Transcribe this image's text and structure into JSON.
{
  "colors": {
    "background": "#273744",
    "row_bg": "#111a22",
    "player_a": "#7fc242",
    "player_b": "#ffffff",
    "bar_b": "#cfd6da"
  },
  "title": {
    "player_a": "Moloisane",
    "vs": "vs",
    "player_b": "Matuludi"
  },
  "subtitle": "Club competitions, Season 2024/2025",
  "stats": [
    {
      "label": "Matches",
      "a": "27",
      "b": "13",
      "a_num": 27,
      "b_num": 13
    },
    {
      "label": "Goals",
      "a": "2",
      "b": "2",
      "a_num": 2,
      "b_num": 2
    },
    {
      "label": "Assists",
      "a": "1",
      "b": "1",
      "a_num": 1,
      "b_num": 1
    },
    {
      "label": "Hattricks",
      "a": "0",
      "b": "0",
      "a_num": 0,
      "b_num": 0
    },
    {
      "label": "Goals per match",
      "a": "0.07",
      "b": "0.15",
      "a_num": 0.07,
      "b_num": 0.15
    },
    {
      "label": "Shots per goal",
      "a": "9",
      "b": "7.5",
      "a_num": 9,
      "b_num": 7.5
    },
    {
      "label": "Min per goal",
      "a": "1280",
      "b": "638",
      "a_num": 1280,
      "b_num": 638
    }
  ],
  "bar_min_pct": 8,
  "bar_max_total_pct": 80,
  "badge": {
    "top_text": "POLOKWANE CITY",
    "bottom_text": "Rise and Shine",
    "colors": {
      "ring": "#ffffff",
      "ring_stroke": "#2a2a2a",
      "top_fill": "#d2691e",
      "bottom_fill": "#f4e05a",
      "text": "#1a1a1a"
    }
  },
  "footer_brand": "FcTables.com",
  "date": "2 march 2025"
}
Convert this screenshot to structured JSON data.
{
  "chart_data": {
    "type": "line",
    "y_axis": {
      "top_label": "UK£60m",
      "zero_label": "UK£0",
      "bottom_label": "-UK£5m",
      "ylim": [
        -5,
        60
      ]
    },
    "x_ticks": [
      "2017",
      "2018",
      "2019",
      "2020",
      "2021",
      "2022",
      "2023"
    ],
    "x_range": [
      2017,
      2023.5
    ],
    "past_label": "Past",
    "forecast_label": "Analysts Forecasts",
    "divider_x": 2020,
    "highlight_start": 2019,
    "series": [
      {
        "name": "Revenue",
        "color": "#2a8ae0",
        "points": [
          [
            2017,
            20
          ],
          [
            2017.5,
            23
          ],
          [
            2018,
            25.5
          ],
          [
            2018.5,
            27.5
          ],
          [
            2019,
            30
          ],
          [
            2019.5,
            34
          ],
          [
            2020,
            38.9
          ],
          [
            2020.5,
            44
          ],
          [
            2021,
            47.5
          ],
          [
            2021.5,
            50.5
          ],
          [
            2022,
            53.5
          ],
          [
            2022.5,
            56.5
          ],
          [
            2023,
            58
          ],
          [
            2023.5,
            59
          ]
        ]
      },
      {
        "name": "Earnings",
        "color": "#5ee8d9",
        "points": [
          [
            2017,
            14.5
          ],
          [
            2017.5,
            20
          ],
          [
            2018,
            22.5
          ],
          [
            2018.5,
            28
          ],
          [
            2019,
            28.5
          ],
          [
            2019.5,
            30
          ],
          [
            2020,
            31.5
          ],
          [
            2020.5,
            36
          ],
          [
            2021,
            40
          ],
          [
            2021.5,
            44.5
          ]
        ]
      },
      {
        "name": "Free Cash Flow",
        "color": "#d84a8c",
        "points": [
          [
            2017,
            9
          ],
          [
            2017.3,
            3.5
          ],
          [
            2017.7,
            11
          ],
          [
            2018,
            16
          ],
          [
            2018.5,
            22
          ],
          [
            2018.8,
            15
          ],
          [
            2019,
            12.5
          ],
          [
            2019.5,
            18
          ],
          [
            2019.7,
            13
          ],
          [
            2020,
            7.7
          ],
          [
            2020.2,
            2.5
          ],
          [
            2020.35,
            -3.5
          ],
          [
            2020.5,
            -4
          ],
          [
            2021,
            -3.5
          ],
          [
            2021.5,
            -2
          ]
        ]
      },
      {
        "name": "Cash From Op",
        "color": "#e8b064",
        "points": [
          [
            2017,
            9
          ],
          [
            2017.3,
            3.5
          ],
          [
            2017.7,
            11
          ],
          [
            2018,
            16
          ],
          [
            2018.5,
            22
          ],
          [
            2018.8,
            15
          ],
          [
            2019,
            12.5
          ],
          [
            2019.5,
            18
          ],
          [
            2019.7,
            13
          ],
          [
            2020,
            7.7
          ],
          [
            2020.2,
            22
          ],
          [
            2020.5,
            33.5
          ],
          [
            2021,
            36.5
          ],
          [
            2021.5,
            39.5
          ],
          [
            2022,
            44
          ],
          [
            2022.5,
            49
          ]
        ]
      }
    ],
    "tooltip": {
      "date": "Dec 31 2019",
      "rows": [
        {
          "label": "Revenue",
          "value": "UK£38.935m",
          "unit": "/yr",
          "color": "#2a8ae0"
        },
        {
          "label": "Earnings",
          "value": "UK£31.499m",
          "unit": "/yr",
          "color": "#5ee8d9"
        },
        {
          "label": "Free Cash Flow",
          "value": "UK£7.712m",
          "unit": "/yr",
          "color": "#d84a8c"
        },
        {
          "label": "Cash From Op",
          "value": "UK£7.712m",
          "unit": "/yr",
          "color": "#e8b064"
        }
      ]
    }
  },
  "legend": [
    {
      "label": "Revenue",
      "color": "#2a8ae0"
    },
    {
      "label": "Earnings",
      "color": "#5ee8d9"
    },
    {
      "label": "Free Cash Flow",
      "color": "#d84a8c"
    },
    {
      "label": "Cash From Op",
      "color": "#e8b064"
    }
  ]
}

▶ _WHAT TO PRODUCE_: Among the entries above, how many lines hold the string "Earnings"? Give the number by itself.

▶ _RESPONSE TO THIS TASK_: 3